>> start Provided data

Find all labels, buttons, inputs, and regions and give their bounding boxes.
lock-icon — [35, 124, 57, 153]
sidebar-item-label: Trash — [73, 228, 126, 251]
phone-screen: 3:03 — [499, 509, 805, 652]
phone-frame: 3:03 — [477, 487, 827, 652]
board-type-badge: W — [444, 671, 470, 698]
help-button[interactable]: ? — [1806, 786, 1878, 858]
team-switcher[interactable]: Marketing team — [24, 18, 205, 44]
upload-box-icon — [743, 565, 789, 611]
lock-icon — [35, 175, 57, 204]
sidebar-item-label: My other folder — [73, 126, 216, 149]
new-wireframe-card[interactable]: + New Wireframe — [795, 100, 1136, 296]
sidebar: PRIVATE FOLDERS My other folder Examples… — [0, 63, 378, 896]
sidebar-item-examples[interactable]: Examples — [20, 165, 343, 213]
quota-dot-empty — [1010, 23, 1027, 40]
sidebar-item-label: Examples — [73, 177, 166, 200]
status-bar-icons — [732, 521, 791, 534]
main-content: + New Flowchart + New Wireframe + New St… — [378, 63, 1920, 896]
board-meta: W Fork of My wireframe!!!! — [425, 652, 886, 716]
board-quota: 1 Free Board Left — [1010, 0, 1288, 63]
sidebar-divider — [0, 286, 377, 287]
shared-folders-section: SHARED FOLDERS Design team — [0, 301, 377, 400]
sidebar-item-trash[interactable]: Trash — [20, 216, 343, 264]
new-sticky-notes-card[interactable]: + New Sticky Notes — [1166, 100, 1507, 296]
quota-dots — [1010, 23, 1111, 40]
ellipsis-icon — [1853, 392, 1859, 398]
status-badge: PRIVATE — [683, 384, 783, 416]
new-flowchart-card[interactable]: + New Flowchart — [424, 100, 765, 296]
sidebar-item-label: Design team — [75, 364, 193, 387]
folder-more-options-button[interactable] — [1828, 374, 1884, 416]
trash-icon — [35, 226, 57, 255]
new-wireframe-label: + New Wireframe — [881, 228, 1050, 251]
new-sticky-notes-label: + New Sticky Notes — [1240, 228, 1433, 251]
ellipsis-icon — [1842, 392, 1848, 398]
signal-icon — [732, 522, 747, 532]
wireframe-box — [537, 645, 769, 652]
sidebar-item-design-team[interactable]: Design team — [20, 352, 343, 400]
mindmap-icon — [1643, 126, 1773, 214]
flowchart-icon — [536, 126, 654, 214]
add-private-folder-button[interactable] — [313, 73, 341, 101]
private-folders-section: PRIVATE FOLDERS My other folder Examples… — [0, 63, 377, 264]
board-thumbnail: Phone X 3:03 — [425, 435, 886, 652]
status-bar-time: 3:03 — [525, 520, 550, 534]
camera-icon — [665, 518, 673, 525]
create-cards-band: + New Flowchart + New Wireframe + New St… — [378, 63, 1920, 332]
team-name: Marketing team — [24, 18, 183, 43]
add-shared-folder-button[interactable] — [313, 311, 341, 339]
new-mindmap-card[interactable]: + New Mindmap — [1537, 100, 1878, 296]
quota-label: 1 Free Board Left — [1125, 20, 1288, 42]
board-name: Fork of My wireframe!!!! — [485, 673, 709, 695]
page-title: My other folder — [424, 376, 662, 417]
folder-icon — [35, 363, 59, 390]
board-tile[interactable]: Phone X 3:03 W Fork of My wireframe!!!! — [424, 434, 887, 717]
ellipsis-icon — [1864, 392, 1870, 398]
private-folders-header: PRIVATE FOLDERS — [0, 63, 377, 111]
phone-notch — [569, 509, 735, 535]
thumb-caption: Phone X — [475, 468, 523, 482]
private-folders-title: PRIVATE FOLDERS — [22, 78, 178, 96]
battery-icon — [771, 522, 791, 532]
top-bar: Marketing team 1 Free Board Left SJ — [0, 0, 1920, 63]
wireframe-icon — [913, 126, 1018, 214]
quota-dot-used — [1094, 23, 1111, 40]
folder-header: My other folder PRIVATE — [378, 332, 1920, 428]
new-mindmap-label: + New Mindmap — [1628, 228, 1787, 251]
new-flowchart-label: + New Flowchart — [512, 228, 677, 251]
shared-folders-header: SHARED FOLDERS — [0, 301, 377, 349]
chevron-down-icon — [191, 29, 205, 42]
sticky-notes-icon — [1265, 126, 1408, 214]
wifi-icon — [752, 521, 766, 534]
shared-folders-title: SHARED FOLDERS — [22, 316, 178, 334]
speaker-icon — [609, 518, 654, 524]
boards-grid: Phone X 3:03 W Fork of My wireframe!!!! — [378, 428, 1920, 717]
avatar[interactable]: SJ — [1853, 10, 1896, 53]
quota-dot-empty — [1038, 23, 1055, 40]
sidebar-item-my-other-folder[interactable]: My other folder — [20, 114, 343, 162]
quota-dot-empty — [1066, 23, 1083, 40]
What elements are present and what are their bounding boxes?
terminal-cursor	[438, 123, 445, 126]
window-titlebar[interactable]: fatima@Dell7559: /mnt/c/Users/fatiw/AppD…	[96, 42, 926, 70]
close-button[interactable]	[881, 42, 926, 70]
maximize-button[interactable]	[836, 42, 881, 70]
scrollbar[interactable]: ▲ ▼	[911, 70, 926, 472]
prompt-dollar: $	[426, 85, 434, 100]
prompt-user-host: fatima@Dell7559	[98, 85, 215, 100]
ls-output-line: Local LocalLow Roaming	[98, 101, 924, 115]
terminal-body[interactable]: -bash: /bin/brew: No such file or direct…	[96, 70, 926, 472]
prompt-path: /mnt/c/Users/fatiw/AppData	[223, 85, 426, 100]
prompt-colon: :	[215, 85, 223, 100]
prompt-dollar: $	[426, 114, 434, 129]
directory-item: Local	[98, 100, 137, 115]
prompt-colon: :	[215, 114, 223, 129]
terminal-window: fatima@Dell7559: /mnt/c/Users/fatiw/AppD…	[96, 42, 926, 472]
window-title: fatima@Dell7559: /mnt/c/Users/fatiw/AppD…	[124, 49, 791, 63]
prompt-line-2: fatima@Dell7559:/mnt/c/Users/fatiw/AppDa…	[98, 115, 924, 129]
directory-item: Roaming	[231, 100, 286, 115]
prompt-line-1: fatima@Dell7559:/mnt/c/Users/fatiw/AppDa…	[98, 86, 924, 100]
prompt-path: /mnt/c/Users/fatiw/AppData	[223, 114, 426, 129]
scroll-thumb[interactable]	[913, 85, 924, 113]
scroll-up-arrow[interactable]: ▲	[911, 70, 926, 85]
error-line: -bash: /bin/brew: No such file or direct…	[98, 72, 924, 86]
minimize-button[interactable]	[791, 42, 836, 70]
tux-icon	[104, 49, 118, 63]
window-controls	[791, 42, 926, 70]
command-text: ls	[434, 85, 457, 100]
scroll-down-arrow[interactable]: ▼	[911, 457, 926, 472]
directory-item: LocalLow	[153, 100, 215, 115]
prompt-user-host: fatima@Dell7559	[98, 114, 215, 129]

>> end Provided data

■ Task objective
Copy every line above word for word, with no changes.

■ Task solution
Find all labels, buttons, inputs, and regions and give their bounding boxes.
lock-icon — [35, 124, 57, 153]
sidebar-item-label: Trash — [73, 228, 126, 251]
phone-screen: 3:03 — [499, 509, 805, 652]
phone-frame: 3:03 — [477, 487, 827, 652]
board-type-badge: W — [444, 671, 470, 698]
help-button[interactable]: ? — [1806, 786, 1878, 858]
team-switcher[interactable]: Marketing team — [24, 18, 205, 44]
upload-box-icon — [743, 565, 789, 611]
lock-icon — [35, 175, 57, 204]
sidebar-item-label: My other folder — [73, 126, 216, 149]
new-wireframe-card[interactable]: + New Wireframe — [795, 100, 1136, 296]
sidebar: PRIVATE FOLDERS My other folder Examples… — [0, 63, 378, 896]
sidebar-item-examples[interactable]: Examples — [20, 165, 343, 213]
quota-dot-empty — [1010, 23, 1027, 40]
sidebar-item-label: Examples — [73, 177, 166, 200]
status-bar-icons — [732, 521, 791, 534]
main-content: + New Flowchart + New Wireframe + New St… — [378, 63, 1920, 896]
board-meta: W Fork of My wireframe!!!! — [425, 652, 886, 716]
board-quota: 1 Free Board Left — [1010, 0, 1288, 63]
sidebar-divider — [0, 286, 377, 287]
shared-folders-section: SHARED FOLDERS Design team — [0, 301, 377, 400]
sidebar-item-trash[interactable]: Trash — [20, 216, 343, 264]
new-sticky-notes-card[interactable]: + New Sticky Notes — [1166, 100, 1507, 296]
quota-dots — [1010, 23, 1111, 40]
ellipsis-icon — [1853, 392, 1859, 398]
status-badge: PRIVATE — [683, 384, 783, 416]
new-flowchart-card[interactable]: + New Flowchart — [424, 100, 765, 296]
sidebar-item-label: Design team — [75, 364, 193, 387]
folder-more-options-button[interactable] — [1828, 374, 1884, 416]
trash-icon — [35, 226, 57, 255]
new-wireframe-label: + New Wireframe — [881, 228, 1050, 251]
new-sticky-notes-label: + New Sticky Notes — [1240, 228, 1433, 251]
ellipsis-icon — [1842, 392, 1848, 398]
signal-icon — [732, 522, 747, 532]
wireframe-box — [537, 645, 769, 652]
sidebar-item-design-team[interactable]: Design team — [20, 352, 343, 400]
mindmap-icon — [1643, 126, 1773, 214]
flowchart-icon — [536, 126, 654, 214]
add-private-folder-button[interactable] — [313, 73, 341, 101]
private-folders-section: PRIVATE FOLDERS My other folder Examples… — [0, 63, 377, 264]
board-thumbnail: Phone X 3:03 — [425, 435, 886, 652]
status-bar-time: 3:03 — [525, 520, 550, 534]
camera-icon — [665, 518, 673, 525]
create-cards-band: + New Flowchart + New Wireframe + New St… — [378, 63, 1920, 332]
team-name: Marketing team — [24, 18, 183, 43]
add-shared-folder-button[interactable] — [313, 311, 341, 339]
new-mindmap-card[interactable]: + New Mindmap — [1537, 100, 1878, 296]
quota-label: 1 Free Board Left — [1125, 20, 1288, 42]
board-name: Fork of My wireframe!!!! — [485, 673, 709, 695]
page-title: My other folder — [424, 376, 662, 417]
folder-icon — [35, 363, 59, 390]
board-tile[interactable]: Phone X 3:03 W Fork of My wireframe!!!! — [424, 434, 887, 717]
ellipsis-icon — [1864, 392, 1870, 398]
private-folders-header: PRIVATE FOLDERS — [0, 63, 377, 111]
phone-notch — [569, 509, 735, 535]
thumb-caption: Phone X — [475, 468, 523, 482]
private-folders-title: PRIVATE FOLDERS — [22, 78, 178, 96]
battery-icon — [771, 522, 791, 532]
top-bar: Marketing team 1 Free Board Left SJ — [0, 0, 1920, 63]
wireframe-icon — [913, 126, 1018, 214]
quota-dot-used — [1094, 23, 1111, 40]
folder-header: My other folder PRIVATE — [378, 332, 1920, 428]
new-mindmap-label: + New Mindmap — [1628, 228, 1787, 251]
new-flowchart-label: + New Flowchart — [512, 228, 677, 251]
shared-folders-header: SHARED FOLDERS — [0, 301, 377, 349]
chevron-down-icon — [191, 29, 205, 42]
sticky-notes-icon — [1265, 126, 1408, 214]
wifi-icon — [752, 521, 766, 534]
shared-folders-title: SHARED FOLDERS — [22, 316, 178, 334]
speaker-icon — [609, 518, 654, 524]
boards-grid: Phone X 3:03 W Fork of My wireframe!!!! — [378, 428, 1920, 717]
avatar[interactable]: SJ — [1853, 10, 1896, 53]
quota-dot-empty — [1038, 23, 1055, 40]
sidebar-item-my-other-folder[interactable]: My other folder — [20, 114, 343, 162]
quota-dot-empty — [1066, 23, 1083, 40]
What elements are present and what are their bounding boxes?
terminal-cursor	[438, 123, 445, 126]
window-titlebar[interactable]: fatima@Dell7559: /mnt/c/Users/fatiw/AppD…	[96, 42, 926, 70]
close-button[interactable]	[881, 42, 926, 70]
maximize-button[interactable]	[836, 42, 881, 70]
scrollbar[interactable]: ▲ ▼	[911, 70, 926, 472]
prompt-dollar: $	[426, 85, 434, 100]
prompt-user-host: fatima@Dell7559	[98, 85, 215, 100]
ls-output-line: Local LocalLow Roaming	[98, 101, 924, 115]
terminal-body[interactable]: -bash: /bin/brew: No such file or direct…	[96, 70, 926, 472]
prompt-path: /mnt/c/Users/fatiw/AppData	[223, 85, 426, 100]
prompt-colon: :	[215, 85, 223, 100]
prompt-dollar: $	[426, 114, 434, 129]
directory-item: Local	[98, 100, 137, 115]
prompt-colon: :	[215, 114, 223, 129]
terminal-window: fatima@Dell7559: /mnt/c/Users/fatiw/AppD…	[96, 42, 926, 472]
window-title: fatima@Dell7559: /mnt/c/Users/fatiw/AppD…	[124, 49, 791, 63]
prompt-line-2: fatima@Dell7559:/mnt/c/Users/fatiw/AppDa…	[98, 115, 924, 129]
directory-item: Roaming	[231, 100, 286, 115]
prompt-line-1: fatima@Dell7559:/mnt/c/Users/fatiw/AppDa…	[98, 86, 924, 100]
prompt-path: /mnt/c/Users/fatiw/AppData	[223, 114, 426, 129]
scroll-thumb[interactable]	[913, 85, 924, 113]
scroll-up-arrow[interactable]: ▲	[911, 70, 926, 85]
error-line: -bash: /bin/brew: No such file or direct…	[98, 72, 924, 86]
minimize-button[interactable]	[791, 42, 836, 70]
tux-icon	[104, 49, 118, 63]
window-controls	[791, 42, 926, 70]
command-text: ls	[434, 85, 457, 100]
scroll-down-arrow[interactable]: ▼	[911, 457, 926, 472]
directory-item: LocalLow	[153, 100, 215, 115]
prompt-user-host: fatima@Dell7559	[98, 114, 215, 129]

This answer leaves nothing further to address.